### WHAT IS BEING ASKED
Can you output the material exactly as written, minus any pictures it holds?

Rows from a dataset:
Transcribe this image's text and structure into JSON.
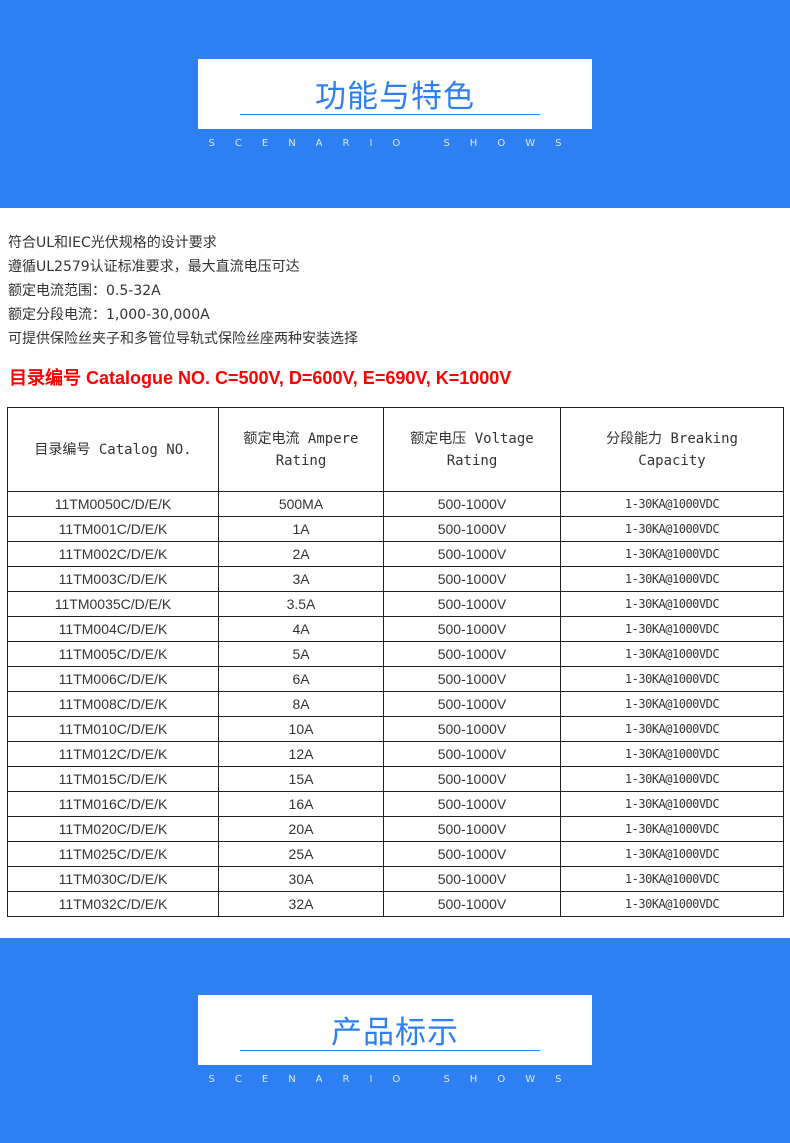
{
  "top_banner": {
    "title": "功能与特色",
    "subtitle": "SCENARIO SHOWS"
  },
  "features": [
    "符合UL和IEC光伏规格的设计要求",
    "遵循UL2579认证标准要求，最大直流电压可达",
    "额定电流范围：0.5-32A",
    "额定分段电流：1,000-30,000A",
    "可提供保险丝夹子和多管位导轨式保险丝座两种安装选择"
  ],
  "catalogue_note": "目录编号 Catalogue NO. C=500V, D=600V, E=690V, K=1000V",
  "table": {
    "headers": [
      "目录编号 Catalog NO.",
      "额定电流 Ampere Rating",
      "额定电压 Voltage Rating",
      "分段能力 Breaking Capacity"
    ],
    "rows": [
      [
        "11TM0050C/D/E/K",
        "500MA",
        "500-1000V",
        "1-30KA@1000VDC"
      ],
      [
        "11TM001C/D/E/K",
        "1A",
        "500-1000V",
        "1-30KA@1000VDC"
      ],
      [
        "11TM002C/D/E/K",
        "2A",
        "500-1000V",
        "1-30KA@1000VDC"
      ],
      [
        "11TM003C/D/E/K",
        "3A",
        "500-1000V",
        "1-30KA@1000VDC"
      ],
      [
        "11TM0035C/D/E/K",
        "3.5A",
        "500-1000V",
        "1-30KA@1000VDC"
      ],
      [
        "11TM004C/D/E/K",
        "4A",
        "500-1000V",
        "1-30KA@1000VDC"
      ],
      [
        "11TM005C/D/E/K",
        "5A",
        "500-1000V",
        "1-30KA@1000VDC"
      ],
      [
        "11TM006C/D/E/K",
        "6A",
        "500-1000V",
        "1-30KA@1000VDC"
      ],
      [
        "11TM008C/D/E/K",
        "8A",
        "500-1000V",
        "1-30KA@1000VDC"
      ],
      [
        "11TM010C/D/E/K",
        "10A",
        "500-1000V",
        "1-30KA@1000VDC"
      ],
      [
        "11TM012C/D/E/K",
        "12A",
        "500-1000V",
        "1-30KA@1000VDC"
      ],
      [
        "11TM015C/D/E/K",
        "15A",
        "500-1000V",
        "1-30KA@1000VDC"
      ],
      [
        "11TM016C/D/E/K",
        "16A",
        "500-1000V",
        "1-30KA@1000VDC"
      ],
      [
        "11TM020C/D/E/K",
        "20A",
        "500-1000V",
        "1-30KA@1000VDC"
      ],
      [
        "11TM025C/D/E/K",
        "25A",
        "500-1000V",
        "1-30KA@1000VDC"
      ],
      [
        "11TM030C/D/E/K",
        "30A",
        "500-1000V",
        "1-30KA@1000VDC"
      ],
      [
        "11TM032C/D/E/K",
        "32A",
        "500-1000V",
        "1-30KA@1000VDC"
      ]
    ]
  },
  "bottom_banner": {
    "title": "产品标示",
    "subtitle": "SCENARIO SHOWS"
  },
  "colors": {
    "brand_blue": "#2e7ff2",
    "note_red": "#ff0000"
  }
}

### TASK RESULT
Transcribe this image's text and structure into JSON.
{
  "top_banner": {
    "title": "功能与特色",
    "subtitle": "SCENARIO SHOWS"
  },
  "features": [
    "符合UL和IEC光伏规格的设计要求",
    "遵循UL2579认证标准要求，最大直流电压可达",
    "额定电流范围：0.5-32A",
    "额定分段电流：1,000-30,000A",
    "可提供保险丝夹子和多管位导轨式保险丝座两种安装选择"
  ],
  "catalogue_note": "目录编号 Catalogue NO. C=500V, D=600V, E=690V, K=1000V",
  "table": {
    "headers": [
      "目录编号 Catalog NO.",
      "额定电流 Ampere Rating",
      "额定电压 Voltage Rating",
      "分段能力 Breaking Capacity"
    ],
    "rows": [
      [
        "11TM0050C/D/E/K",
        "500MA",
        "500-1000V",
        "1-30KA@1000VDC"
      ],
      [
        "11TM001C/D/E/K",
        "1A",
        "500-1000V",
        "1-30KA@1000VDC"
      ],
      [
        "11TM002C/D/E/K",
        "2A",
        "500-1000V",
        "1-30KA@1000VDC"
      ],
      [
        "11TM003C/D/E/K",
        "3A",
        "500-1000V",
        "1-30KA@1000VDC"
      ],
      [
        "11TM0035C/D/E/K",
        "3.5A",
        "500-1000V",
        "1-30KA@1000VDC"
      ],
      [
        "11TM004C/D/E/K",
        "4A",
        "500-1000V",
        "1-30KA@1000VDC"
      ],
      [
        "11TM005C/D/E/K",
        "5A",
        "500-1000V",
        "1-30KA@1000VDC"
      ],
      [
        "11TM006C/D/E/K",
        "6A",
        "500-1000V",
        "1-30KA@1000VDC"
      ],
      [
        "11TM008C/D/E/K",
        "8A",
        "500-1000V",
        "1-30KA@1000VDC"
      ],
      [
        "11TM010C/D/E/K",
        "10A",
        "500-1000V",
        "1-30KA@1000VDC"
      ],
      [
        "11TM012C/D/E/K",
        "12A",
        "500-1000V",
        "1-30KA@1000VDC"
      ],
      [
        "11TM015C/D/E/K",
        "15A",
        "500-1000V",
        "1-30KA@1000VDC"
      ],
      [
        "11TM016C/D/E/K",
        "16A",
        "500-1000V",
        "1-30KA@1000VDC"
      ],
      [
        "11TM020C/D/E/K",
        "20A",
        "500-1000V",
        "1-30KA@1000VDC"
      ],
      [
        "11TM025C/D/E/K",
        "25A",
        "500-1000V",
        "1-30KA@1000VDC"
      ],
      [
        "11TM030C/D/E/K",
        "30A",
        "500-1000V",
        "1-30KA@1000VDC"
      ],
      [
        "11TM032C/D/E/K",
        "32A",
        "500-1000V",
        "1-30KA@1000VDC"
      ]
    ]
  },
  "bottom_banner": {
    "title": "产品标示",
    "subtitle": "SCENARIO SHOWS"
  },
  "colors": {
    "brand_blue": "#2e7ff2",
    "note_red": "#ff0000"
  }
}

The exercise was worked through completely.